The exercise: Look through the data below. Collect every line where the word "Export" occurs.

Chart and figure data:
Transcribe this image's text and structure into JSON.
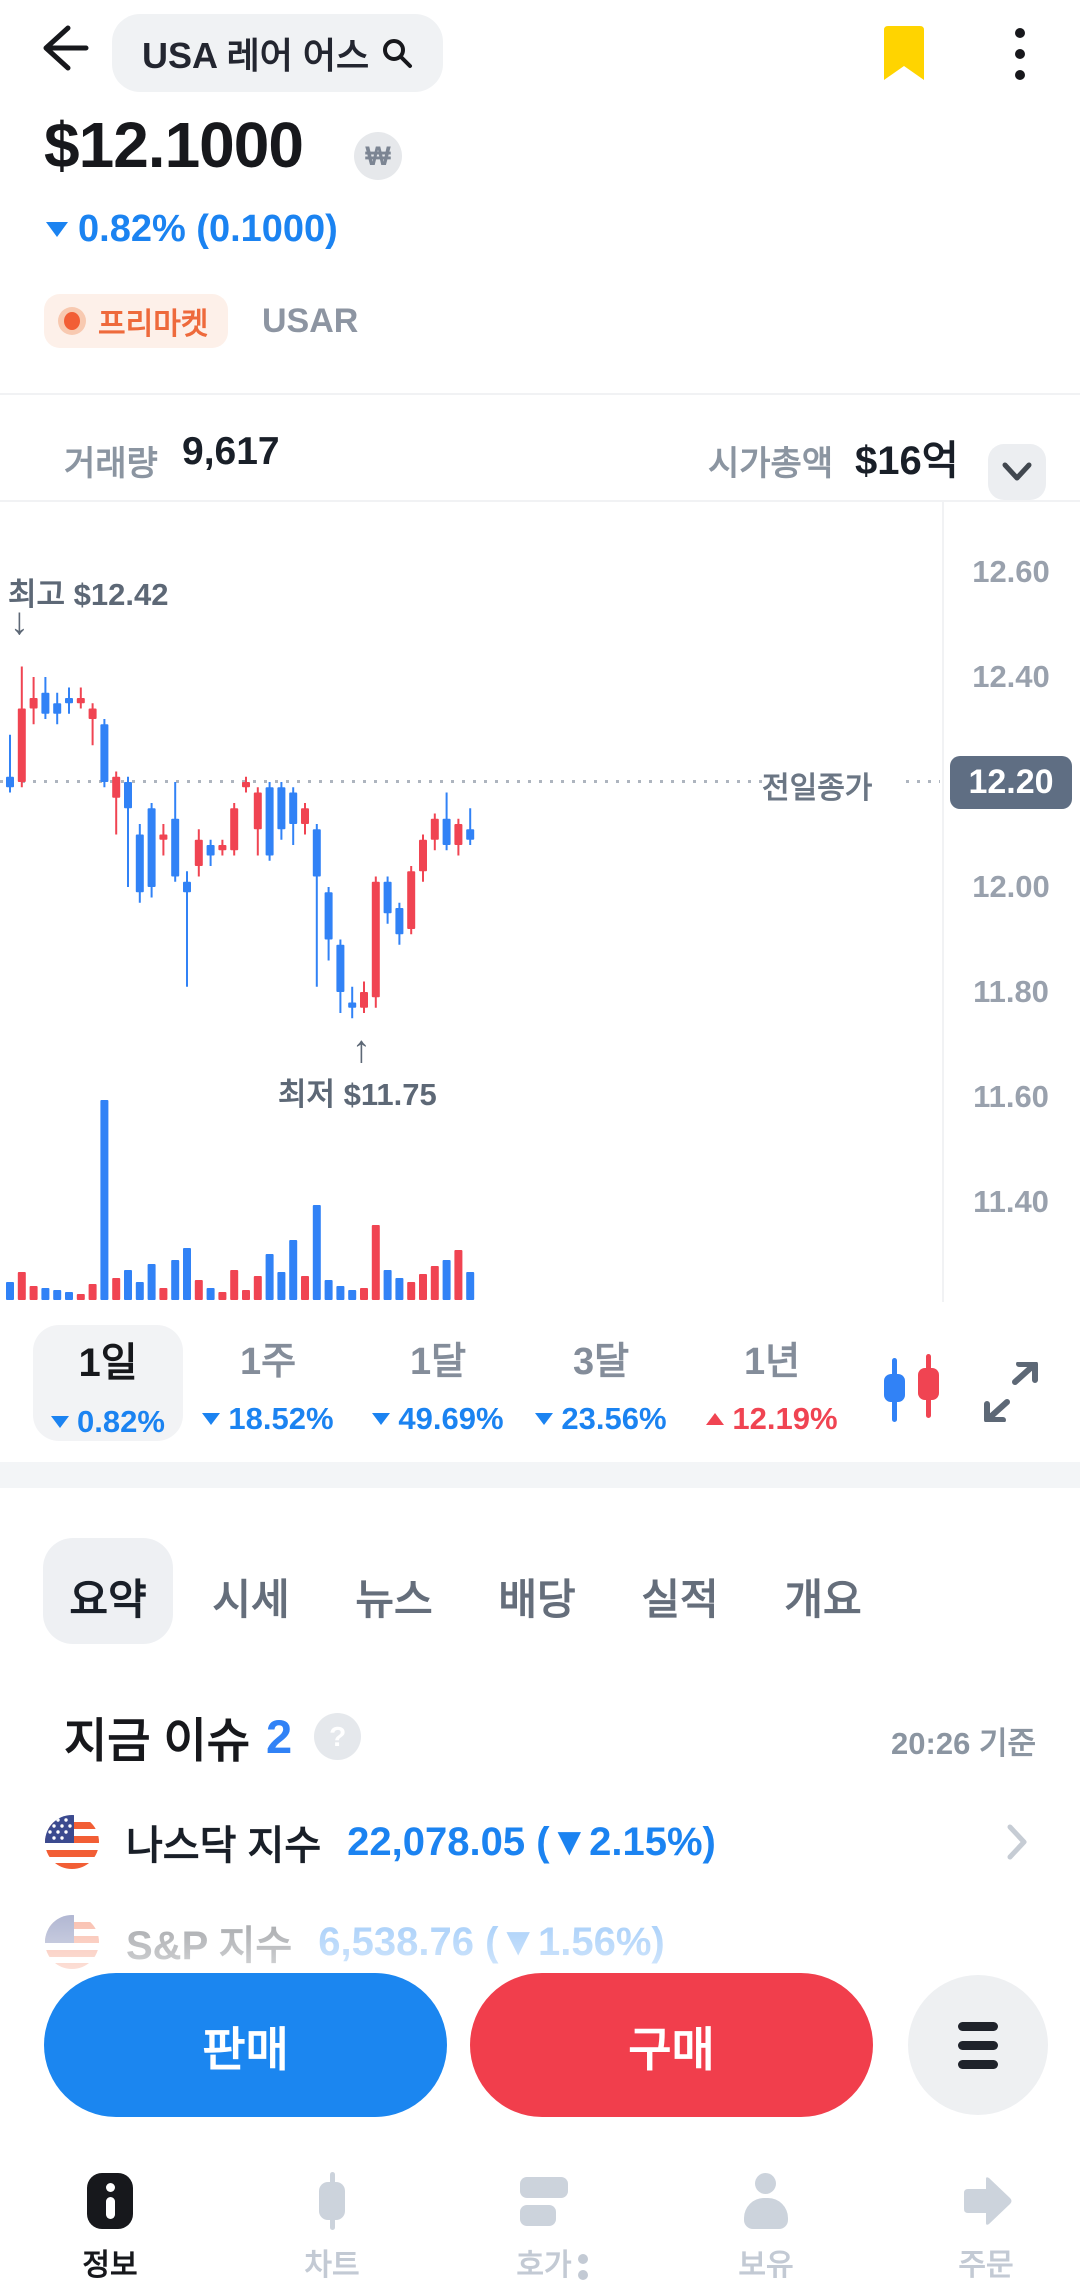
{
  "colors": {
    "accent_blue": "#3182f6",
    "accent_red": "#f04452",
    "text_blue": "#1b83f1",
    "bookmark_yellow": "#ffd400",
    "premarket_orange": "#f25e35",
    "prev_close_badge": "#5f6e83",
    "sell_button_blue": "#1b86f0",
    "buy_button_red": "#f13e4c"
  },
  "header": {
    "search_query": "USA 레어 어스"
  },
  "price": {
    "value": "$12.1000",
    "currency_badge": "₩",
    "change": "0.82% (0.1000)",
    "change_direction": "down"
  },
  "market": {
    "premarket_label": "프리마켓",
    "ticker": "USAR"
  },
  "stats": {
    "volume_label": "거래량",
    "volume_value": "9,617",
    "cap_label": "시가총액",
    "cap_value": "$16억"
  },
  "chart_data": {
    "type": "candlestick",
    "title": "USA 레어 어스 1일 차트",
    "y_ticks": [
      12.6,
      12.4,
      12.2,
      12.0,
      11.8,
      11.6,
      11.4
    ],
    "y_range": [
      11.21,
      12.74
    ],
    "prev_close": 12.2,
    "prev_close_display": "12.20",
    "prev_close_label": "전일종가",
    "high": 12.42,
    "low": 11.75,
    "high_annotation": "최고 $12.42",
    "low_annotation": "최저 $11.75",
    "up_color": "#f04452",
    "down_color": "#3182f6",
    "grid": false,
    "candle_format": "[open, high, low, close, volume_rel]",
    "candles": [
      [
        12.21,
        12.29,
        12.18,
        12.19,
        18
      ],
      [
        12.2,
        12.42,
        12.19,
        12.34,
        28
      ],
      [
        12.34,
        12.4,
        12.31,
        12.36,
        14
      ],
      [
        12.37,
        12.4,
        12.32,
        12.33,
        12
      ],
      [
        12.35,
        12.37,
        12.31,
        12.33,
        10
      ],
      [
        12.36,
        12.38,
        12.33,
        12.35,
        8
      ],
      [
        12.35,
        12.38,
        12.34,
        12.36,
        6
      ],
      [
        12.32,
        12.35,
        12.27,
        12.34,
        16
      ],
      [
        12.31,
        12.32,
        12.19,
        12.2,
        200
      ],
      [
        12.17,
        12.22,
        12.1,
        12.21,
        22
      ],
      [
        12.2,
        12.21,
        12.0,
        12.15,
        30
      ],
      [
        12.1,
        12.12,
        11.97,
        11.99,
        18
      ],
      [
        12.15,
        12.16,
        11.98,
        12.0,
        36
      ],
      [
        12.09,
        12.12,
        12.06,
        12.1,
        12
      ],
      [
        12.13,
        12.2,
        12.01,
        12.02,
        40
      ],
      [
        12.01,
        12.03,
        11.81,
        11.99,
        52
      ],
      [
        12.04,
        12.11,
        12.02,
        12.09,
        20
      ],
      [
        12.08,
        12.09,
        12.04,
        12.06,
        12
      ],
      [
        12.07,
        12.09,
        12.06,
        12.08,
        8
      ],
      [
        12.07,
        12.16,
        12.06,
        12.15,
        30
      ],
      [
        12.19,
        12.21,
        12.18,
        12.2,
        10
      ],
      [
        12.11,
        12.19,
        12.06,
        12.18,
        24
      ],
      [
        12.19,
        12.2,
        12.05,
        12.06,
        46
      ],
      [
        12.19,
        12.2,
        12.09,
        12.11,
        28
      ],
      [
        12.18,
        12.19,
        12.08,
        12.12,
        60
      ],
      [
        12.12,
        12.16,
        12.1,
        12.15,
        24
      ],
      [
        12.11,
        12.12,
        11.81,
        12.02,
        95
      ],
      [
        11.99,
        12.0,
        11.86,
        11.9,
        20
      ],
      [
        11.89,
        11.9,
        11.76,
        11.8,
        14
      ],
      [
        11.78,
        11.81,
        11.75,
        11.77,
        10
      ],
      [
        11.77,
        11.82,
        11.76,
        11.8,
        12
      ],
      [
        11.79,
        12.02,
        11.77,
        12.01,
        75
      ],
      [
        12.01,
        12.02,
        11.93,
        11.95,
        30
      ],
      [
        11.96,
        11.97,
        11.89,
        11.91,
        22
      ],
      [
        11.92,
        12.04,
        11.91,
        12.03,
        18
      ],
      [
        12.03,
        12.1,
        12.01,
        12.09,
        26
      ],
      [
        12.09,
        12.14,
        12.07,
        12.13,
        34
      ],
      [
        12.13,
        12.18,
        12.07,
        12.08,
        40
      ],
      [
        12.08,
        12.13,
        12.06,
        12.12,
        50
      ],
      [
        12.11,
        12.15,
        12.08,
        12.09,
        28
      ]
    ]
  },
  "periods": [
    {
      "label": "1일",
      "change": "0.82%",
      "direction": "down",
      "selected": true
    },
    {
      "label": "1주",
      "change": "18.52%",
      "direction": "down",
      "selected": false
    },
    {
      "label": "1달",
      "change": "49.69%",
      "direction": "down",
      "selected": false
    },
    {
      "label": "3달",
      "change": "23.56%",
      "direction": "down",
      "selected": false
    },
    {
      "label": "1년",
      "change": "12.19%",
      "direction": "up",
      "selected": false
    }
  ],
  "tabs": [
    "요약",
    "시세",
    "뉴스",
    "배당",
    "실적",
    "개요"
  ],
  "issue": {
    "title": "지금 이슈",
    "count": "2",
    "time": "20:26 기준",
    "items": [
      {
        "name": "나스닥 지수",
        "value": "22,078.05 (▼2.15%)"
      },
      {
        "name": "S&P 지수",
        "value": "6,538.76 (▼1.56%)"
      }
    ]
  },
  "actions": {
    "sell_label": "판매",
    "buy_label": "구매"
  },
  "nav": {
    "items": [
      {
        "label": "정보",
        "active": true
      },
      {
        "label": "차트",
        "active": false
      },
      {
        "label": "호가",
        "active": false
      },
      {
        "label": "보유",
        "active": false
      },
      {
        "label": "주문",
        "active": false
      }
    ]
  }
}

==

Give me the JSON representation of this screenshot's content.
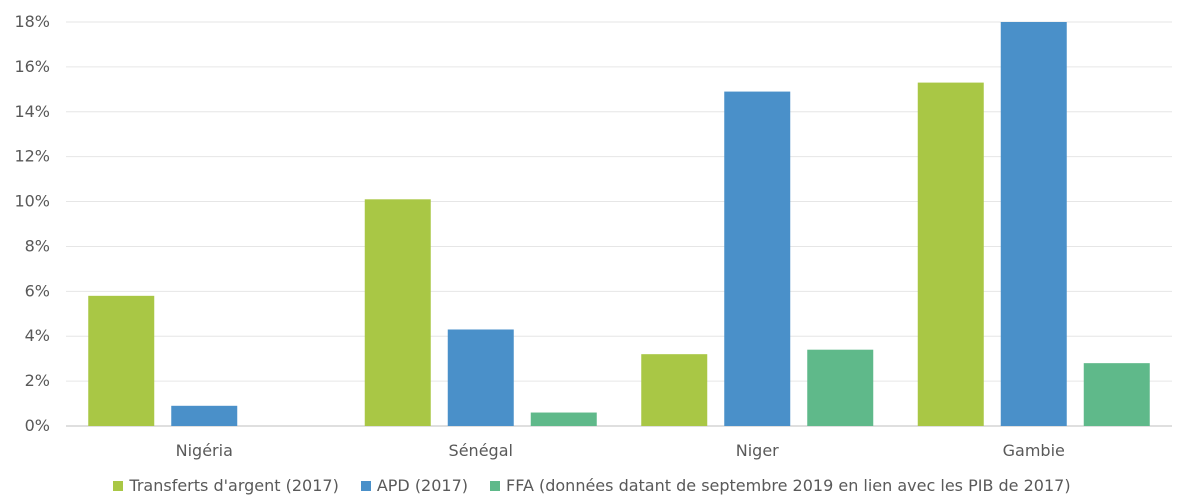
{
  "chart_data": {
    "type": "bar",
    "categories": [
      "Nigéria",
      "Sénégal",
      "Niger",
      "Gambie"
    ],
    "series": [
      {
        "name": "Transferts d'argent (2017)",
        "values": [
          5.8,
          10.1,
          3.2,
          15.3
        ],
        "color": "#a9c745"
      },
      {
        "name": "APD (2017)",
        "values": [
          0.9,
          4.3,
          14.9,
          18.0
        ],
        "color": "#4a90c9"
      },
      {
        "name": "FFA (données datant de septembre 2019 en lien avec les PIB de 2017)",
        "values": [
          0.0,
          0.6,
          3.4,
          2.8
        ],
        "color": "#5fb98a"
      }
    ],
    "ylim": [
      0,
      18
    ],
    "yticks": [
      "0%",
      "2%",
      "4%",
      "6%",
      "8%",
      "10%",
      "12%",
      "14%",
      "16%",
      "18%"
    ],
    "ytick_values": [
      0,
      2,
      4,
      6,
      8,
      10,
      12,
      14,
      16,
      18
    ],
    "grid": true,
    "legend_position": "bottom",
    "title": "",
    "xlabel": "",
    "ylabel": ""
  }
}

--

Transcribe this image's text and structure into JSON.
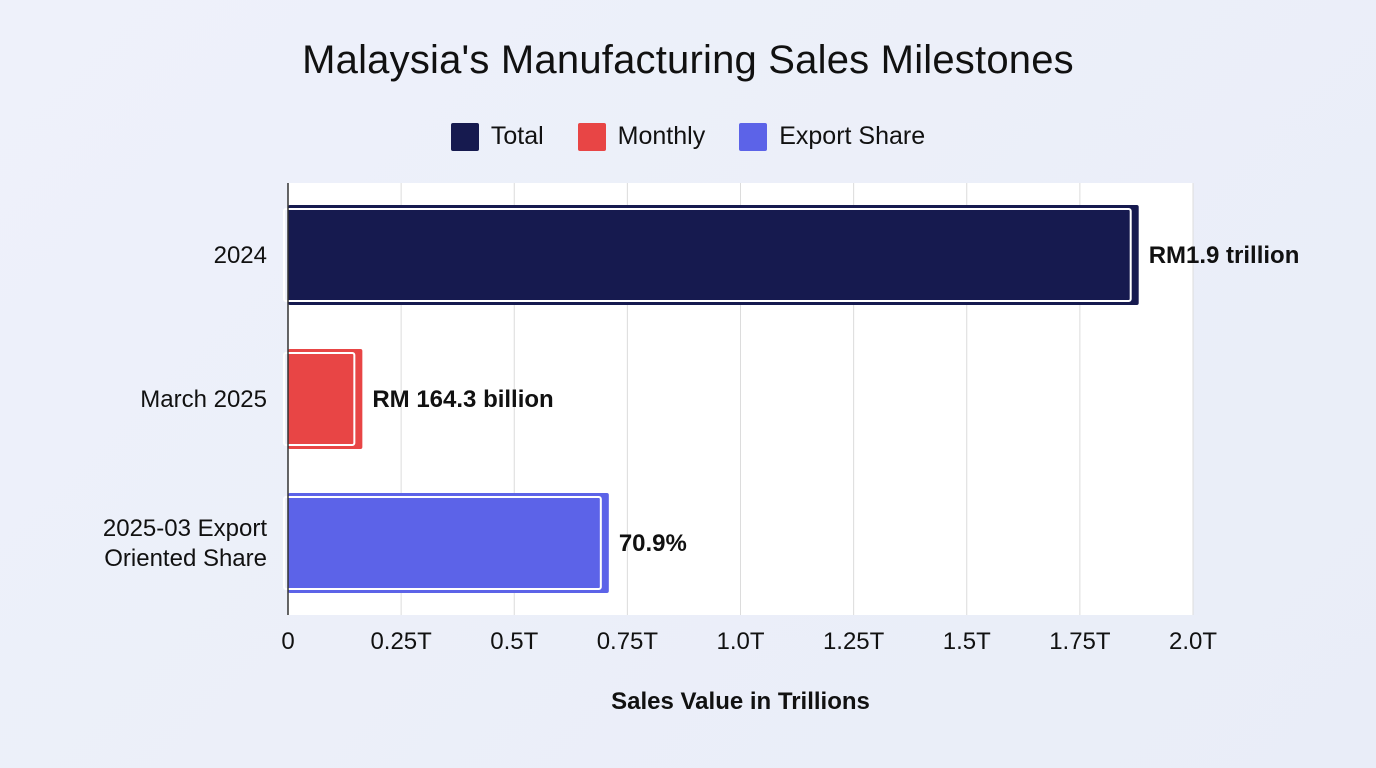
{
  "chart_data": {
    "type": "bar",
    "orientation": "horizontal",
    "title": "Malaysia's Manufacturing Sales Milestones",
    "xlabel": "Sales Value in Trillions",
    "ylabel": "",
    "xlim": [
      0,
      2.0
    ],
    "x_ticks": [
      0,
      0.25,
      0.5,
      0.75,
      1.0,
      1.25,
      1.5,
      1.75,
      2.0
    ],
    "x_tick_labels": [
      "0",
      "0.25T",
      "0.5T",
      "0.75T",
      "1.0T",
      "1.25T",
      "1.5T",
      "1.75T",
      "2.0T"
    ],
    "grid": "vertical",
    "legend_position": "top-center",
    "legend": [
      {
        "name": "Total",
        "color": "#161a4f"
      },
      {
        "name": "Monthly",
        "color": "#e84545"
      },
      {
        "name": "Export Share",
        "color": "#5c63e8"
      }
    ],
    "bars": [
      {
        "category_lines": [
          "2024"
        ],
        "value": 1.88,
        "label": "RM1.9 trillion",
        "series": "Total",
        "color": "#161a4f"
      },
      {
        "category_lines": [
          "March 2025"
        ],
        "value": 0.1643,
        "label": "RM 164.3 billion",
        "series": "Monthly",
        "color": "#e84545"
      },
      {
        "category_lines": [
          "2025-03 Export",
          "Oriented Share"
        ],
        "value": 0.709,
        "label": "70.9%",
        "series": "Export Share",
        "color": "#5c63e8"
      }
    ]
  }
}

Right answer:
        "name": "Export Share",
          "2025-03 Export",
        "series": "Export Share",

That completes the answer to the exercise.